* _What is required_
In the entries below, how many lines hold the string "Points"? Give only the number.

[Figure collection entries]
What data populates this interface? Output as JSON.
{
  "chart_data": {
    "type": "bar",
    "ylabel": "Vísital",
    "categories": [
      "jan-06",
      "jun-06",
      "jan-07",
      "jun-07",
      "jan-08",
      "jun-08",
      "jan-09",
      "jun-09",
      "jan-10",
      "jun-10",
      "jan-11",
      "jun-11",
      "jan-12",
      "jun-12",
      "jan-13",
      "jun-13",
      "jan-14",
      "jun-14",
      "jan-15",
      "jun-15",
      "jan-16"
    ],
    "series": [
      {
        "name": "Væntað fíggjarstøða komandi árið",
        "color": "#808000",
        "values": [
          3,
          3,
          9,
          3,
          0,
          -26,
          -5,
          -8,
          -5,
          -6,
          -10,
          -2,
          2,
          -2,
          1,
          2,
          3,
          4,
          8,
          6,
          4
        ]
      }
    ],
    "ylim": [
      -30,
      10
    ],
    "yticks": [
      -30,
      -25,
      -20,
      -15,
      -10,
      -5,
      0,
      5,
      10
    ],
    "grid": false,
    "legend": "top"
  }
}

---

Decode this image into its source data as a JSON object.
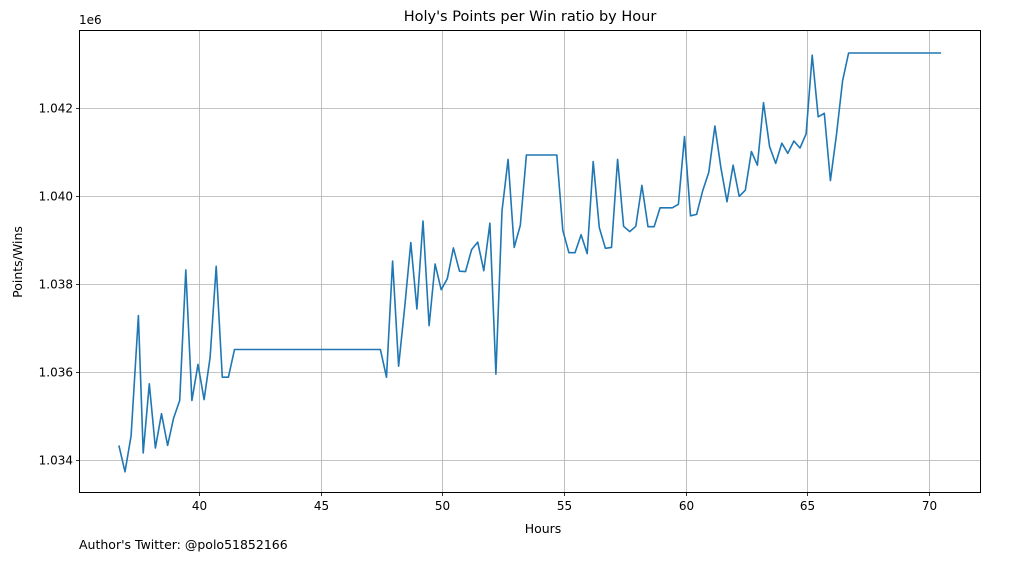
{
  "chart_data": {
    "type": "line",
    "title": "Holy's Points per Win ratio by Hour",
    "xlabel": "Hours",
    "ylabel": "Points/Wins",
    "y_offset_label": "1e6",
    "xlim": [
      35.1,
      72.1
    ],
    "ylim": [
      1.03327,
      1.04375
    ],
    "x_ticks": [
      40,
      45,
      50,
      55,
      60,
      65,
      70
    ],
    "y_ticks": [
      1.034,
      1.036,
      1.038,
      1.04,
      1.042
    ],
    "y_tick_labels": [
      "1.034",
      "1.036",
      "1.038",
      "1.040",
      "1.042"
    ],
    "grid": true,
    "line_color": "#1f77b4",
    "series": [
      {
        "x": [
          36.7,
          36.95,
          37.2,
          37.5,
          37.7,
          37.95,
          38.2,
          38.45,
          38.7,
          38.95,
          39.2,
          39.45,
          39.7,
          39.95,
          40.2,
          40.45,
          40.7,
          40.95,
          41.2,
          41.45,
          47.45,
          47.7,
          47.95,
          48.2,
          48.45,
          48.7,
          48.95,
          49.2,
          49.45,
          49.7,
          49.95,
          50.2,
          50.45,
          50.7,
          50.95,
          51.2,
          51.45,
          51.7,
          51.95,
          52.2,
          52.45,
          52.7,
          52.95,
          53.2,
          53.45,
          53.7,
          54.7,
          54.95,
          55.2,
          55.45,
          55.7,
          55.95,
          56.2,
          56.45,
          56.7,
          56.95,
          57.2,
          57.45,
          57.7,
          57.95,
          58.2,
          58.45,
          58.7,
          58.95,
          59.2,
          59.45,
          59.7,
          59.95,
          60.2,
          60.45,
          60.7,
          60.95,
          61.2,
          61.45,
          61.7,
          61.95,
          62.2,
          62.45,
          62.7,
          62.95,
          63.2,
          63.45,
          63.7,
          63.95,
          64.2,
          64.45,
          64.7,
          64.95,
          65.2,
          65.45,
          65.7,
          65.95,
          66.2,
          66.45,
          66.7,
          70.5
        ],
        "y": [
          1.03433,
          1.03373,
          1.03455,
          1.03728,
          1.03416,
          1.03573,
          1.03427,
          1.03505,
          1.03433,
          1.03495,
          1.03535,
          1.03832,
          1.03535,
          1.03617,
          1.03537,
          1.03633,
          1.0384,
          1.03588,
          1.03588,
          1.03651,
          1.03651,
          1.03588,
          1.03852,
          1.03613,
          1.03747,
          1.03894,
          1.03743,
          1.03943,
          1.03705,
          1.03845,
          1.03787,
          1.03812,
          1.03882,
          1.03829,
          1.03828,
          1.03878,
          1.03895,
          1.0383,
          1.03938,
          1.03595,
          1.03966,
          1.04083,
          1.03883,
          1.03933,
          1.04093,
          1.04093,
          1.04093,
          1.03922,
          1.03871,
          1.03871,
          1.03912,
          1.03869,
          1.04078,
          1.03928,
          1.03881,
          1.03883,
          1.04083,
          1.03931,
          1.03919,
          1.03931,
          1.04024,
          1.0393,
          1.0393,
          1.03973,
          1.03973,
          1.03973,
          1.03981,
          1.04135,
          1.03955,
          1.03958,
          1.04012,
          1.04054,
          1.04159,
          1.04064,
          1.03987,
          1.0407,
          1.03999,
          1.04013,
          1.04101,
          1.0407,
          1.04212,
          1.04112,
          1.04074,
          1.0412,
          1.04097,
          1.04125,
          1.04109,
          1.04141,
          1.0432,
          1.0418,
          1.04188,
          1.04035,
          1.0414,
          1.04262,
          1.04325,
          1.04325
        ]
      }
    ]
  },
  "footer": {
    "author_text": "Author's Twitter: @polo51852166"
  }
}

* _Correct answer_
2